**WHAT YOU ARE ASKED TO DO:** Locate all lines with the word "about". Copy them.

**DATA SUPPLIED:**

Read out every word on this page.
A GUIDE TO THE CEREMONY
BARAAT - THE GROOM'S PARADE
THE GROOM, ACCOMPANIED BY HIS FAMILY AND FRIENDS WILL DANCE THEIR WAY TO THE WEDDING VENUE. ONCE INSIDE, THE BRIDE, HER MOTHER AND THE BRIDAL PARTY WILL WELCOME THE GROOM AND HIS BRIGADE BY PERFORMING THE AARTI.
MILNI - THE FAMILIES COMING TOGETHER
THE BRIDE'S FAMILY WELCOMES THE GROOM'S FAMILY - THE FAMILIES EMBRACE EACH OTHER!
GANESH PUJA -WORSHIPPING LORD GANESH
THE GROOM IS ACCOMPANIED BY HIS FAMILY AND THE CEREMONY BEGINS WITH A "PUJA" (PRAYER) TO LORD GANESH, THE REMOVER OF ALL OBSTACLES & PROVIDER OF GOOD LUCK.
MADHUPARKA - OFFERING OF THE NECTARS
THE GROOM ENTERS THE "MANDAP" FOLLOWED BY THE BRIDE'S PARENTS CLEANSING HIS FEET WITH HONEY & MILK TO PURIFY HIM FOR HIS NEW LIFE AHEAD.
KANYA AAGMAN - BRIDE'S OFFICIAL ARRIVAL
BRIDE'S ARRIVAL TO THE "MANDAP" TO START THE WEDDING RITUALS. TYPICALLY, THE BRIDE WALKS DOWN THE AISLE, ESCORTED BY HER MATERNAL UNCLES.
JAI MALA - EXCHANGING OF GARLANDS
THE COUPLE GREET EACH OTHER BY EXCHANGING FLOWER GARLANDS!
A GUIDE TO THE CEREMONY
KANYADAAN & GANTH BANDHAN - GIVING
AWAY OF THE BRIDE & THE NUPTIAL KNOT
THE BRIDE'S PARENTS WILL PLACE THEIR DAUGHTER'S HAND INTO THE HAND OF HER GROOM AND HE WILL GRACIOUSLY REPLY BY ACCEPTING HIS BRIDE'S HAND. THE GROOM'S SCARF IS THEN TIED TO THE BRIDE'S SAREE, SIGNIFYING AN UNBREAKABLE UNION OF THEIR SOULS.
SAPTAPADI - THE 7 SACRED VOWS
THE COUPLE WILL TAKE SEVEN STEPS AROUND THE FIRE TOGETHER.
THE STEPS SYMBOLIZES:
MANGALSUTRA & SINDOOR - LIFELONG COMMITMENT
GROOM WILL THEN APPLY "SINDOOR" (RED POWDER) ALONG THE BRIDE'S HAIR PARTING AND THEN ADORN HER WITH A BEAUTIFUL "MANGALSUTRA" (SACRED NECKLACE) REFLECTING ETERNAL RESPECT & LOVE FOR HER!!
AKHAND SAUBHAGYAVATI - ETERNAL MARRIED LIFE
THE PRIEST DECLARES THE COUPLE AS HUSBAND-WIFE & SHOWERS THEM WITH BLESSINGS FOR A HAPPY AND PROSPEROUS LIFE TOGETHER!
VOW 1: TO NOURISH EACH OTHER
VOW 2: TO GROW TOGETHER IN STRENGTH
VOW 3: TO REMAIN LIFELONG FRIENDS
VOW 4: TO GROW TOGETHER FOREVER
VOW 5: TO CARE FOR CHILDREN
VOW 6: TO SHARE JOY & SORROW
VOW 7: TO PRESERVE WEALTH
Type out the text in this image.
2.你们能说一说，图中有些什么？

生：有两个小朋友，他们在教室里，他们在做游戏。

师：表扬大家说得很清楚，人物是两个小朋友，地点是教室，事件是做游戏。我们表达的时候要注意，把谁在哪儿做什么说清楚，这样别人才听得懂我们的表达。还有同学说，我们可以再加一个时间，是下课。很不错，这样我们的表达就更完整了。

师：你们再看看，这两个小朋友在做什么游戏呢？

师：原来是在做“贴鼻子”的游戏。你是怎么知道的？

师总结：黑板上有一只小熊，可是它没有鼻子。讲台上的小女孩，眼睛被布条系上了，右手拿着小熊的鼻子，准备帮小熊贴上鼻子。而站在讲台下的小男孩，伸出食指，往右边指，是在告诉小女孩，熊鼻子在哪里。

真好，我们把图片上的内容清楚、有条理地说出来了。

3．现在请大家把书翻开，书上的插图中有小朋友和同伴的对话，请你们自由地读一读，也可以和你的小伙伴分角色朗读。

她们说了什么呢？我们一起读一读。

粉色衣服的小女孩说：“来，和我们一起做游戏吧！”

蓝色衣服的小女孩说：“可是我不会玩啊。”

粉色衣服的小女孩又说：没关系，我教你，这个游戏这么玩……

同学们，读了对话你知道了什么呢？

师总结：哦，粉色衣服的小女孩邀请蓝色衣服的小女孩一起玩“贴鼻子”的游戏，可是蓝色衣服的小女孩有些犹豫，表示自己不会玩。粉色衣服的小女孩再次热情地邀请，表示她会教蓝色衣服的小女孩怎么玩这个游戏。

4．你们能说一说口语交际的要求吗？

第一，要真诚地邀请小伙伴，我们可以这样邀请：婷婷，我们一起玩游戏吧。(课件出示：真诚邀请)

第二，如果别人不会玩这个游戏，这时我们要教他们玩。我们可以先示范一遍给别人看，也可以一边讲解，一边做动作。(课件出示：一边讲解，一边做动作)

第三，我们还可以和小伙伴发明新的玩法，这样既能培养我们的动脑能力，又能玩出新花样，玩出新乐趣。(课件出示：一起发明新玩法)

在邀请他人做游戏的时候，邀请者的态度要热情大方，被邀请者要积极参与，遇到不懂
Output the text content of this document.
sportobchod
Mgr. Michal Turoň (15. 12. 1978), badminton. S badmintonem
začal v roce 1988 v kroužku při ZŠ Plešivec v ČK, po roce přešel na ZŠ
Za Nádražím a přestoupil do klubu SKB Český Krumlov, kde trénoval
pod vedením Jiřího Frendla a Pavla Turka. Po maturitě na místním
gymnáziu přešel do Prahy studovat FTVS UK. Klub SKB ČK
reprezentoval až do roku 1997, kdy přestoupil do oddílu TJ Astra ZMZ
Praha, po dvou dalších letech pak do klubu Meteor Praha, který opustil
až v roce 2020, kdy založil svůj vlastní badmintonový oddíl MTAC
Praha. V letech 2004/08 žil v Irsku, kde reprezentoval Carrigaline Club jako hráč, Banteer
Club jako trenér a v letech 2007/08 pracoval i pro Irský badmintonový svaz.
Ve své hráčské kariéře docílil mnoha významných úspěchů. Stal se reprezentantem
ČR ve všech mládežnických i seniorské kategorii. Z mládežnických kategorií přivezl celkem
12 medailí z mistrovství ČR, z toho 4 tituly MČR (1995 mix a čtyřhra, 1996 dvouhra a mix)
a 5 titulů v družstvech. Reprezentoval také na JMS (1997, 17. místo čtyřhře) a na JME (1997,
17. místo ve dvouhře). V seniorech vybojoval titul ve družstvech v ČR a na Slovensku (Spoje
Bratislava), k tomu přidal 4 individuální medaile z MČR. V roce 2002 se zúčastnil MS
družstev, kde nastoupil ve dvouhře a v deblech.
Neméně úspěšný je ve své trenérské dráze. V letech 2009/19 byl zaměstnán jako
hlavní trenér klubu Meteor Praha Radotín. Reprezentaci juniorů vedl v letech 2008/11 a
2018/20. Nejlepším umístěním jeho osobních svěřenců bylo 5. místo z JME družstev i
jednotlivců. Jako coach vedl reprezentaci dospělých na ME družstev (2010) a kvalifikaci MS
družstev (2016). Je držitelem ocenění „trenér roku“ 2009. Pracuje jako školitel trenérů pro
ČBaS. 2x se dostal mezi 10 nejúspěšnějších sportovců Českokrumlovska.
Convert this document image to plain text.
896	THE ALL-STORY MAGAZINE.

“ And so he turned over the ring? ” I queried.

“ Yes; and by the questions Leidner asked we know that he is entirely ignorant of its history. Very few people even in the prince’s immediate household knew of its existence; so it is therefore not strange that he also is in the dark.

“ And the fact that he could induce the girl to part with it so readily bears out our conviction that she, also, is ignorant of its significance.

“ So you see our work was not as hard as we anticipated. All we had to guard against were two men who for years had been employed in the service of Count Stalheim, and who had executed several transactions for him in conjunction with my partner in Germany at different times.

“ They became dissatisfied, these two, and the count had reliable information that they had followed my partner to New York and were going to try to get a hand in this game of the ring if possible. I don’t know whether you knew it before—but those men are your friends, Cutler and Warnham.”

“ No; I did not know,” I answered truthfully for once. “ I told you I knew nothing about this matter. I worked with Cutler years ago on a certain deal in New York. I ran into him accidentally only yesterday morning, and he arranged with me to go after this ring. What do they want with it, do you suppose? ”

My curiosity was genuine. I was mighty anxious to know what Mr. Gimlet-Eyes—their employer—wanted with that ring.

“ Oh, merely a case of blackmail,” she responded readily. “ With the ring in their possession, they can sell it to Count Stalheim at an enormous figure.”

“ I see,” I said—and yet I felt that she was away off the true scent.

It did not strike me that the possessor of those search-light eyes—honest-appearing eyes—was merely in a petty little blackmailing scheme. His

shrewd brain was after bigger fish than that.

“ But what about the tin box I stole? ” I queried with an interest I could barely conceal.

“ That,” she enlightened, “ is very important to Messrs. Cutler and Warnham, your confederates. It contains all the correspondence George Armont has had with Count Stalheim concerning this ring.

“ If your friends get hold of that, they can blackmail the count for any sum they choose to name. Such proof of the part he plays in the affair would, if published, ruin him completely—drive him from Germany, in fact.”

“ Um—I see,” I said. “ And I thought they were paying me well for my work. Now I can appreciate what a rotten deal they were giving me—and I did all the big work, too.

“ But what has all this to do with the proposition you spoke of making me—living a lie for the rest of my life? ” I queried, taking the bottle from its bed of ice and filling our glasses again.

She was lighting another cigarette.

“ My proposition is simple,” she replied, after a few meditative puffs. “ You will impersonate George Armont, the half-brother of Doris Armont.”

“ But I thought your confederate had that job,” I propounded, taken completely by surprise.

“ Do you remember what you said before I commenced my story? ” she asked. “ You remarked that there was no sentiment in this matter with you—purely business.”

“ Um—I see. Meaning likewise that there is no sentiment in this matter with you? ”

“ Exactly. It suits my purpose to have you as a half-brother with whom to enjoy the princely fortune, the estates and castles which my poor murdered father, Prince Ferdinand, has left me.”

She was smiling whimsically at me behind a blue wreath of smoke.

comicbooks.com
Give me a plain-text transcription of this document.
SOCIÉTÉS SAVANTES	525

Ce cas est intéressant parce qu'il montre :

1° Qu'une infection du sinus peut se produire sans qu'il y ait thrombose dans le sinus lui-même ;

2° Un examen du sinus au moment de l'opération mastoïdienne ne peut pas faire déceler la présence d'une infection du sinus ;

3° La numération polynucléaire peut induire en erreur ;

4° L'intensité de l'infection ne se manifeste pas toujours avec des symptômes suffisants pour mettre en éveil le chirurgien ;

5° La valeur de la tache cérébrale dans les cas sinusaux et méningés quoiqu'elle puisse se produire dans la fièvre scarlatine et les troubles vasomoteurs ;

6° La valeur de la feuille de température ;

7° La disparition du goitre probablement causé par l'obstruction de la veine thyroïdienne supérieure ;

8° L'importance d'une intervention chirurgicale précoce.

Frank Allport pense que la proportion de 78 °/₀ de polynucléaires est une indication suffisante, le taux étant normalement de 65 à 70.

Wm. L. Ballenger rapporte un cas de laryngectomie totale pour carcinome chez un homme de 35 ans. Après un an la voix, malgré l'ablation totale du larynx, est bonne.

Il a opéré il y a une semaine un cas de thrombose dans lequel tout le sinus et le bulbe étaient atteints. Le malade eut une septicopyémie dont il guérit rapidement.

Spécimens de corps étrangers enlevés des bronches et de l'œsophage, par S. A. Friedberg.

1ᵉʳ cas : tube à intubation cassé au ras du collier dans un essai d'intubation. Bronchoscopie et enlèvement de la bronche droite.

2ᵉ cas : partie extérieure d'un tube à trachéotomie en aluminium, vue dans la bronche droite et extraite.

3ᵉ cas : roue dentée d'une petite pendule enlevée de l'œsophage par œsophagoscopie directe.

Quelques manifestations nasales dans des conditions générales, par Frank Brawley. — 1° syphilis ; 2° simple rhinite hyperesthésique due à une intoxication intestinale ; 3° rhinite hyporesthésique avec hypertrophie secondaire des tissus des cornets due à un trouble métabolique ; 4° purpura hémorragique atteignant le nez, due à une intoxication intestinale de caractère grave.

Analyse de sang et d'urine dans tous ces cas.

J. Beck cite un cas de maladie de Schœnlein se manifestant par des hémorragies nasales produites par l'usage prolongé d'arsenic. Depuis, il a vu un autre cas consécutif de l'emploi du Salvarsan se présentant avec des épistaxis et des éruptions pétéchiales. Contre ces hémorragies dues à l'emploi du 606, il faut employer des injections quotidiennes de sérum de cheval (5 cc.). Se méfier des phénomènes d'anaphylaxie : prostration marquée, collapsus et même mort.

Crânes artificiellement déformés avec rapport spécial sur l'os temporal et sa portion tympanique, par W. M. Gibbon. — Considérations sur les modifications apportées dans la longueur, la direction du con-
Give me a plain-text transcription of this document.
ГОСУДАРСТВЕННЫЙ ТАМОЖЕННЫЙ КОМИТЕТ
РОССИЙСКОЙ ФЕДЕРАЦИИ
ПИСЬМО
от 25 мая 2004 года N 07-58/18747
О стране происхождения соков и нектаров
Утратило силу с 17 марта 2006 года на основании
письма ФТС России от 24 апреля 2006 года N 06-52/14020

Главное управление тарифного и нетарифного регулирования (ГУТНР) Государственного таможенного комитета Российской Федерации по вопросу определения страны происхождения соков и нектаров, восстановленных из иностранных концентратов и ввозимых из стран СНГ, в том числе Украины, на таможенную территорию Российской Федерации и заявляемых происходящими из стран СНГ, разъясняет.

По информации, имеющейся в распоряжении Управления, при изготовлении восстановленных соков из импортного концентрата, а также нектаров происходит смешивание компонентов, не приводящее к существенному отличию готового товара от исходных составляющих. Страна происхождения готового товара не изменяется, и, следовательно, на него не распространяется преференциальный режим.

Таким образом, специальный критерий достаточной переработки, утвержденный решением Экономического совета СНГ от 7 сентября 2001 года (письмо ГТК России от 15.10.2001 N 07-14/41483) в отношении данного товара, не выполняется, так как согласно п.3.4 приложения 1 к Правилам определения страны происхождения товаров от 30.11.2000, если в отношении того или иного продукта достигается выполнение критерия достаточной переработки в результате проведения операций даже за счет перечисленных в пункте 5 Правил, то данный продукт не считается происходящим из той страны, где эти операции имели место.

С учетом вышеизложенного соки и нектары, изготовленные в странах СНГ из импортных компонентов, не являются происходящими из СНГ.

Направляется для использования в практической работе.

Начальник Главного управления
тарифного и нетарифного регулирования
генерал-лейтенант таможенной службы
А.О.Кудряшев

**RESPONSE TO THIS TASK:**
“ No; I did not know,” I answered truthfully for once. “ I told you I knew nothing about this matter. I worked with Cutler years ago on a certain deal in New York. I ran into him accidentally only yesterday morning, and he arranged with me to go after this ring. What do they want with it, do you suppose? ”
“ But what about the tin box I stole? ” I queried with an interest I could barely conceal.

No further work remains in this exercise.